Quote every line as written. Omit pictures.

-- start Records to process --

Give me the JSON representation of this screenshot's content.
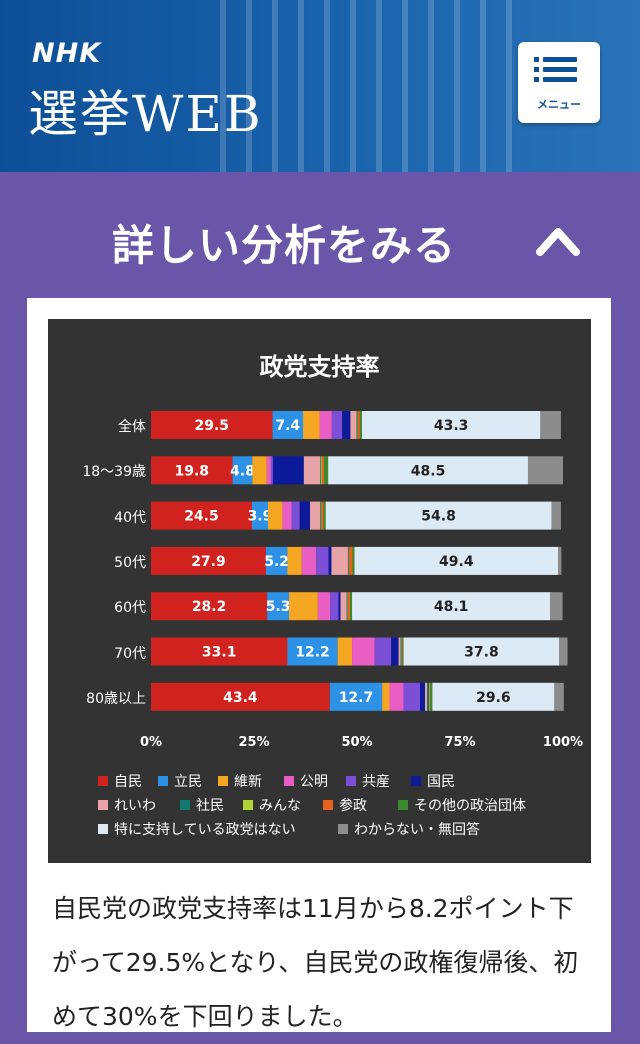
{
  "header": {
    "brand": "NHK",
    "title": "選挙WEB",
    "menu_label": "メニュー"
  },
  "panel": {
    "title": "詳しい分析をみる"
  },
  "chart_data": {
    "type": "bar",
    "orientation": "horizontal",
    "stacked": true,
    "title": "政党支持率",
    "categories": [
      "全体",
      "18〜39歳",
      "40代",
      "50代",
      "60代",
      "70代",
      "80歳以上"
    ],
    "xlim": [
      0,
      100
    ],
    "xticks": [
      "0%",
      "25%",
      "50%",
      "75%",
      "100%"
    ],
    "legend_position": "bottom",
    "series": [
      {
        "name": "自民",
        "color": "#d0231f",
        "values": [
          29.5,
          19.8,
          24.5,
          27.9,
          28.2,
          33.1,
          43.4
        ],
        "labeled": true
      },
      {
        "name": "立民",
        "color": "#2d91e6",
        "values": [
          7.4,
          4.8,
          3.9,
          5.2,
          5.3,
          12.2,
          12.7
        ],
        "labeled": true
      },
      {
        "name": "維新",
        "color": "#f5a623",
        "values": [
          4.0,
          3.5,
          3.5,
          3.5,
          7.0,
          3.5,
          1.8
        ]
      },
      {
        "name": "公明",
        "color": "#e85ec2",
        "values": [
          3.0,
          1.0,
          2.2,
          3.5,
          3.0,
          5.5,
          3.4
        ]
      },
      {
        "name": "共産",
        "color": "#7b4fd6",
        "values": [
          2.5,
          0.5,
          2.0,
          3.0,
          2.0,
          4.0,
          4.0
        ]
      },
      {
        "name": "国民",
        "color": "#0d1a99",
        "values": [
          2.0,
          7.5,
          2.5,
          0.7,
          0.5,
          1.8,
          1.2
        ]
      },
      {
        "name": "れいわ",
        "color": "#e8a3a7",
        "values": [
          1.5,
          4.0,
          2.5,
          4.0,
          1.5,
          0.5,
          0.5
        ]
      },
      {
        "name": "社民",
        "color": "#137a73",
        "values": [
          0.2,
          0.2,
          0.2,
          0.2,
          0.2,
          0.2,
          0.5
        ]
      },
      {
        "name": "みんな",
        "color": "#b4d433",
        "values": [
          0.1,
          0.2,
          0.1,
          0.1,
          0.1,
          0.1,
          0.1
        ]
      },
      {
        "name": "参政",
        "color": "#e8621b",
        "values": [
          0.5,
          0.5,
          0.5,
          0.8,
          0.5,
          0.2,
          0.2
        ]
      },
      {
        "name": "その他の政治団体",
        "color": "#3a8a2e",
        "values": [
          0.5,
          1.0,
          0.5,
          0.5,
          0.5,
          0.2,
          0.5
        ]
      },
      {
        "name": "特に支持している政党はない",
        "color": "#dceaf5",
        "values": [
          43.3,
          48.5,
          54.8,
          49.4,
          48.1,
          37.8,
          29.6
        ],
        "labeled": true
      },
      {
        "name": "わからない・無回答",
        "color": "#8c8c8c",
        "values": [
          5.0,
          8.5,
          2.3,
          0.8,
          3.0,
          2.0,
          2.3
        ]
      }
    ]
  },
  "paragraph": "自民党の政党支持率は11月から8.2ポイント下がって29.5%となり、自民党の政権復帰後、初めて30%を下回りました。"
}
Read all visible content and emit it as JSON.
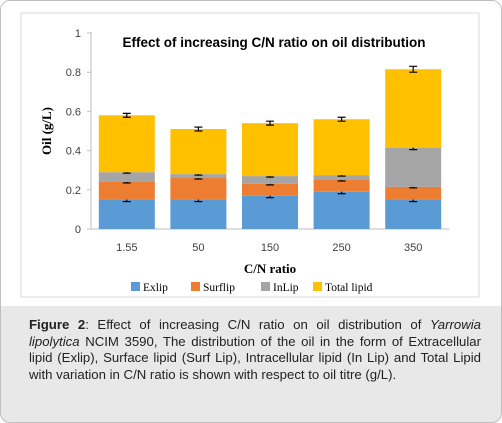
{
  "chart_data": {
    "type": "bar",
    "stacked": true,
    "title": "Effect of increasing C/N ratio on oil distribution",
    "xlabel": "C/N ratio",
    "ylabel": "Oil (g/L)",
    "ylim": [
      0,
      1
    ],
    "yticks": [
      "0",
      "0.2",
      "0.4",
      "0.6",
      "0.8",
      "1"
    ],
    "categories": [
      "1.55",
      "50",
      "150",
      "250",
      "350"
    ],
    "legend_position": "bottom",
    "grid": false,
    "series": [
      {
        "name": "Exlip",
        "color": "#5b9bd5",
        "values": [
          0.15,
          0.15,
          0.17,
          0.19,
          0.15
        ],
        "error": [
          0.01,
          0.01,
          0.01,
          0.01,
          0.01
        ]
      },
      {
        "name": "Surflip",
        "color": "#ed7d31",
        "values": [
          0.09,
          0.11,
          0.06,
          0.06,
          0.065
        ],
        "error": [
          0.005,
          0.005,
          0.005,
          0.005,
          0.005
        ]
      },
      {
        "name": "InLip",
        "color": "#a5a5a5",
        "values": [
          0.05,
          0.02,
          0.04,
          0.025,
          0.2
        ],
        "error": [
          0.005,
          0.005,
          0.005,
          0.005,
          0.01
        ]
      },
      {
        "name": "Total lipid",
        "color": "#ffc000",
        "values": [
          0.29,
          0.23,
          0.27,
          0.285,
          0.4
        ],
        "error": [
          0.01,
          0.01,
          0.01,
          0.01,
          0.015
        ]
      }
    ]
  },
  "caption": {
    "label": "Figure 2",
    "text_1": ": Effect of increasing C/N ratio on oil distribution of ",
    "species": "Yarrowia lipolytica",
    "text_2": " NCIM 3590, The distribution of the oil in the form of Extracellular lipid (Exlip), Surface lipid (Surf Lip), Intracellular lipid (In Lip) and Total Lipid with variation in C/N ratio is shown with respect to oil titre (g/L)."
  }
}
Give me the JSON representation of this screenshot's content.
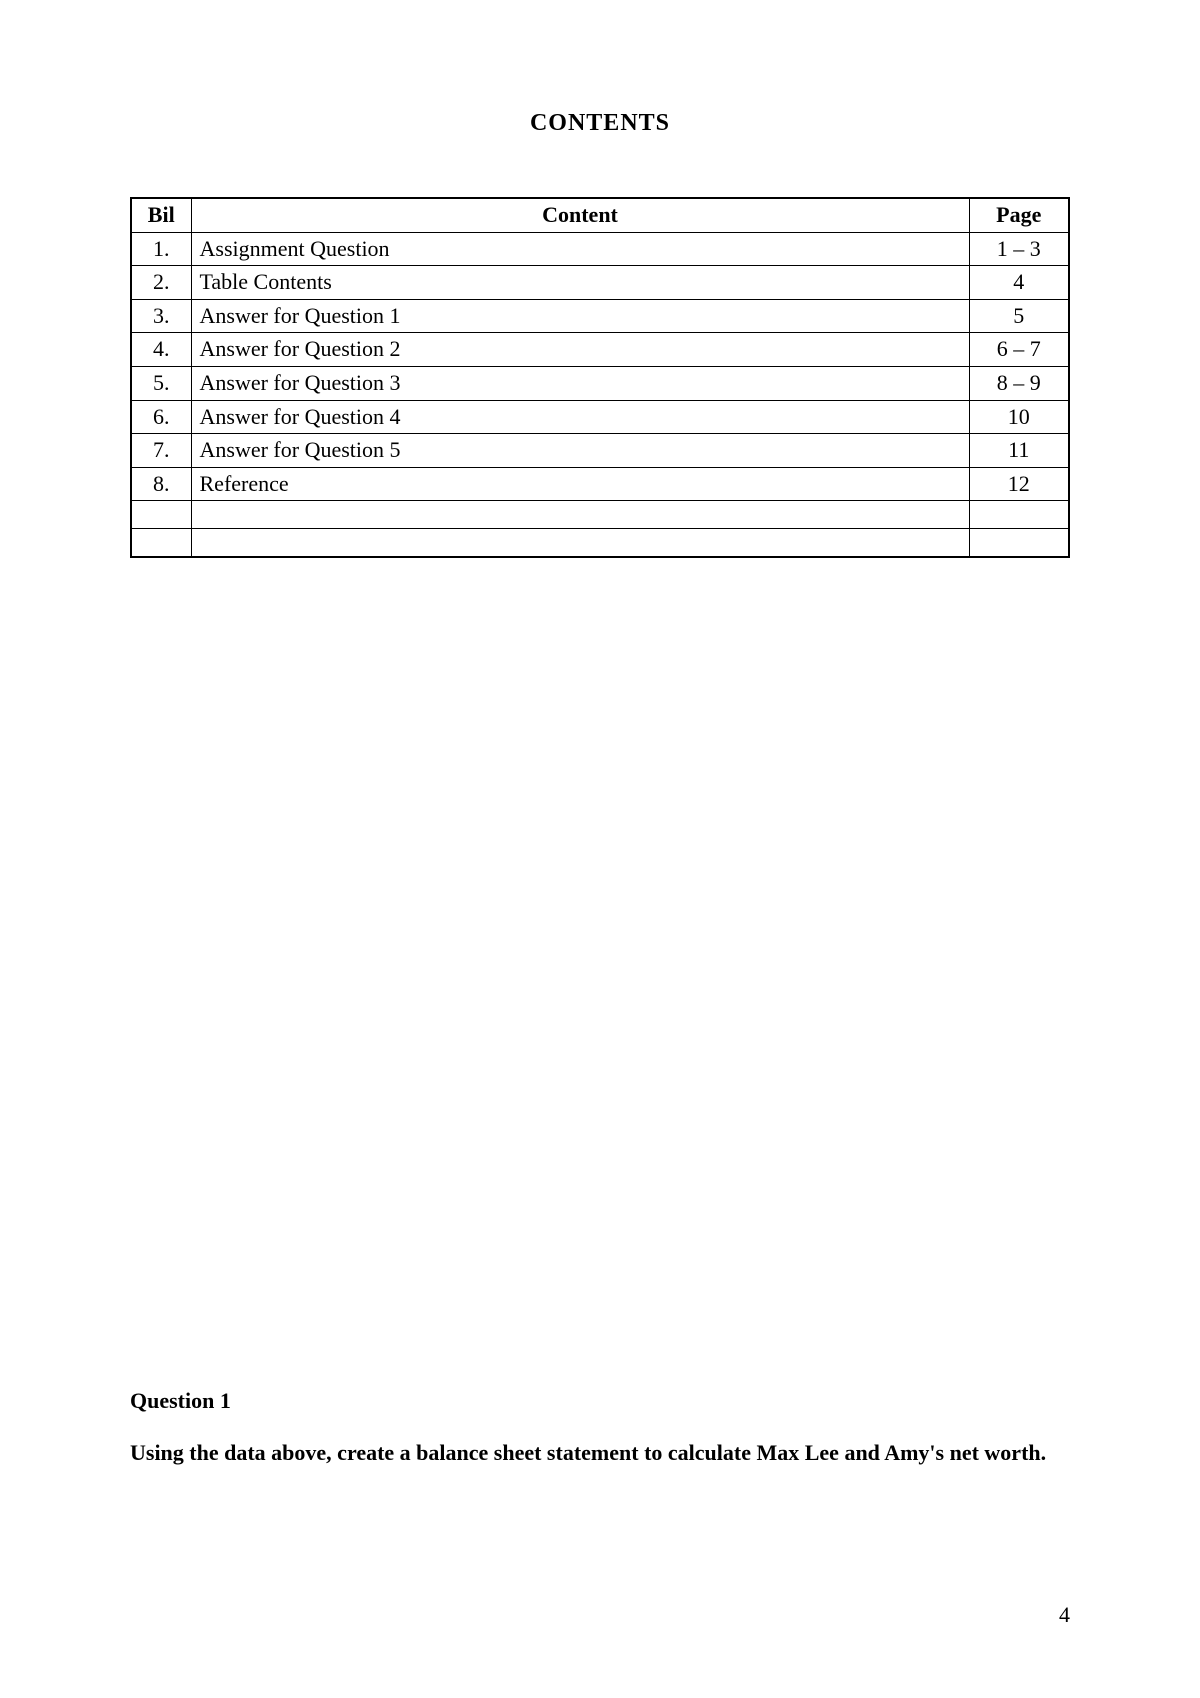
{
  "page": {
    "title": "CONTENTS",
    "page_number": "4"
  },
  "table": {
    "headers": {
      "bil": "Bil",
      "content": "Content",
      "page": "Page"
    },
    "rows": [
      {
        "bil": "1.",
        "content": "Assignment Question",
        "page": "1 – 3"
      },
      {
        "bil": "2.",
        "content": "Table Contents",
        "page": "4"
      },
      {
        "bil": "3.",
        "content": "Answer for Question 1",
        "page": "5"
      },
      {
        "bil": "4.",
        "content": "Answer for Question 2",
        "page": "6 – 7"
      },
      {
        "bil": "5.",
        "content": "Answer for Question 3",
        "page": "8 – 9"
      },
      {
        "bil": "6.",
        "content": "Answer for Question 4",
        "page": "10"
      },
      {
        "bil": "7.",
        "content": "Answer for Question 5",
        "page": "11"
      },
      {
        "bil": "8.",
        "content": "Reference",
        "page": "12"
      }
    ]
  },
  "question": {
    "heading": "Question 1",
    "text": "Using the data above, create a balance sheet statement to calculate Max Lee and Amy's net worth."
  },
  "styles": {
    "background_color": "#ffffff",
    "text_color": "#000000",
    "border_color": "#000000",
    "title_fontsize": 24,
    "body_fontsize": 22,
    "font_family": "Georgia, Times New Roman, serif"
  }
}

-- end Records to process --

* Solution to this problem
Give me the JSON representation of this screenshot's content.
{
  "header": {
    "brand": "NHK",
    "title": "選挙WEB",
    "menu_label": "メニュー"
  },
  "panel": {
    "title": "詳しい分析をみる"
  },
  "chart_data": {
    "type": "bar",
    "orientation": "horizontal",
    "stacked": true,
    "title": "政党支持率",
    "categories": [
      "全体",
      "18〜39歳",
      "40代",
      "50代",
      "60代",
      "70代",
      "80歳以上"
    ],
    "xlim": [
      0,
      100
    ],
    "xticks": [
      "0%",
      "25%",
      "50%",
      "75%",
      "100%"
    ],
    "legend_position": "bottom",
    "series": [
      {
        "name": "自民",
        "color": "#d0231f",
        "values": [
          29.5,
          19.8,
          24.5,
          27.9,
          28.2,
          33.1,
          43.4
        ],
        "labeled": true
      },
      {
        "name": "立民",
        "color": "#2d91e6",
        "values": [
          7.4,
          4.8,
          3.9,
          5.2,
          5.3,
          12.2,
          12.7
        ],
        "labeled": true
      },
      {
        "name": "維新",
        "color": "#f5a623",
        "values": [
          4.0,
          3.5,
          3.5,
          3.5,
          7.0,
          3.5,
          1.8
        ]
      },
      {
        "name": "公明",
        "color": "#e85ec2",
        "values": [
          3.0,
          1.0,
          2.2,
          3.5,
          3.0,
          5.5,
          3.4
        ]
      },
      {
        "name": "共産",
        "color": "#7b4fd6",
        "values": [
          2.5,
          0.5,
          2.0,
          3.0,
          2.0,
          4.0,
          4.0
        ]
      },
      {
        "name": "国民",
        "color": "#0d1a99",
        "values": [
          2.0,
          7.5,
          2.5,
          0.7,
          0.5,
          1.8,
          1.2
        ]
      },
      {
        "name": "れいわ",
        "color": "#e8a3a7",
        "values": [
          1.5,
          4.0,
          2.5,
          4.0,
          1.5,
          0.5,
          0.5
        ]
      },
      {
        "name": "社民",
        "color": "#137a73",
        "values": [
          0.2,
          0.2,
          0.2,
          0.2,
          0.2,
          0.2,
          0.5
        ]
      },
      {
        "name": "みんな",
        "color": "#b4d433",
        "values": [
          0.1,
          0.2,
          0.1,
          0.1,
          0.1,
          0.1,
          0.1
        ]
      },
      {
        "name": "参政",
        "color": "#e8621b",
        "values": [
          0.5,
          0.5,
          0.5,
          0.8,
          0.5,
          0.2,
          0.2
        ]
      },
      {
        "name": "その他の政治団体",
        "color": "#3a8a2e",
        "values": [
          0.5,
          1.0,
          0.5,
          0.5,
          0.5,
          0.2,
          0.5
        ]
      },
      {
        "name": "特に支持している政党はない",
        "color": "#dceaf5",
        "values": [
          43.3,
          48.5,
          54.8,
          49.4,
          48.1,
          37.8,
          29.6
        ],
        "labeled": true
      },
      {
        "name": "わからない・無回答",
        "color": "#8c8c8c",
        "values": [
          5.0,
          8.5,
          2.3,
          0.8,
          3.0,
          2.0,
          2.3
        ]
      }
    ]
  },
  "paragraph": "自民党の政党支持率は11月から8.2ポイント下がって29.5%となり、自民党の政権復帰後、初めて30%を下回りました。"
}
Read all visible content and emit it as JSON.
{
  "chart_data": {
    "type": "bar",
    "stacked": true,
    "title": "Effect of increasing C/N ratio on oil distribution",
    "xlabel": "C/N ratio",
    "ylabel": "Oil (g/L)",
    "ylim": [
      0,
      1
    ],
    "yticks": [
      "0",
      "0.2",
      "0.4",
      "0.6",
      "0.8",
      "1"
    ],
    "categories": [
      "1.55",
      "50",
      "150",
      "250",
      "350"
    ],
    "legend_position": "bottom",
    "grid": false,
    "series": [
      {
        "name": "Exlip",
        "color": "#5b9bd5",
        "values": [
          0.15,
          0.15,
          0.17,
          0.19,
          0.15
        ],
        "error": [
          0.01,
          0.01,
          0.01,
          0.01,
          0.01
        ]
      },
      {
        "name": "Surflip",
        "color": "#ed7d31",
        "values": [
          0.09,
          0.11,
          0.06,
          0.06,
          0.065
        ],
        "error": [
          0.005,
          0.005,
          0.005,
          0.005,
          0.005
        ]
      },
      {
        "name": "InLip",
        "color": "#a5a5a5",
        "values": [
          0.05,
          0.02,
          0.04,
          0.025,
          0.2
        ],
        "error": [
          0.005,
          0.005,
          0.005,
          0.005,
          0.01
        ]
      },
      {
        "name": "Total lipid",
        "color": "#ffc000",
        "values": [
          0.29,
          0.23,
          0.27,
          0.285,
          0.4
        ],
        "error": [
          0.01,
          0.01,
          0.01,
          0.01,
          0.015
        ]
      }
    ]
  },
  "caption": {
    "label": "Figure 2",
    "text_1": ": Effect of increasing C/N ratio on oil distribution of ",
    "species": "Yarrowia lipolytica",
    "text_2": " NCIM 3590, The distribution of the oil in the form of Extracellular lipid (Exlip), Surface lipid (Surf Lip), Intracellular lipid (In Lip) and Total Lipid with variation in C/N ratio is shown with respect to oil titre (g/L)."
  }
}
Give me the JSON representation of this screenshot's content.
{
  "page": {
    "title": "CONTENTS",
    "page_number": "4"
  },
  "table": {
    "headers": {
      "bil": "Bil",
      "content": "Content",
      "page": "Page"
    },
    "rows": [
      {
        "bil": "1.",
        "content": "Assignment Question",
        "page": "1 – 3"
      },
      {
        "bil": "2.",
        "content": "Table Contents",
        "page": "4"
      },
      {
        "bil": "3.",
        "content": "Answer for Question 1",
        "page": "5"
      },
      {
        "bil": "4.",
        "content": "Answer for Question 2",
        "page": "6 – 7"
      },
      {
        "bil": "5.",
        "content": "Answer for Question 3",
        "page": "8 – 9"
      },
      {
        "bil": "6.",
        "content": "Answer for Question 4",
        "page": "10"
      },
      {
        "bil": "7.",
        "content": "Answer for Question 5",
        "page": "11"
      },
      {
        "bil": "8.",
        "content": "Reference",
        "page": "12"
      }
    ]
  },
  "question": {
    "heading": "Question 1",
    "text": "Using the data above, create a balance sheet statement to calculate Max Lee and Amy's net worth."
  },
  "styles": {
    "background_color": "#ffffff",
    "text_color": "#000000",
    "border_color": "#000000",
    "title_fontsize": 24,
    "body_fontsize": 22,
    "font_family": "Georgia, Times New Roman, serif"
  }
}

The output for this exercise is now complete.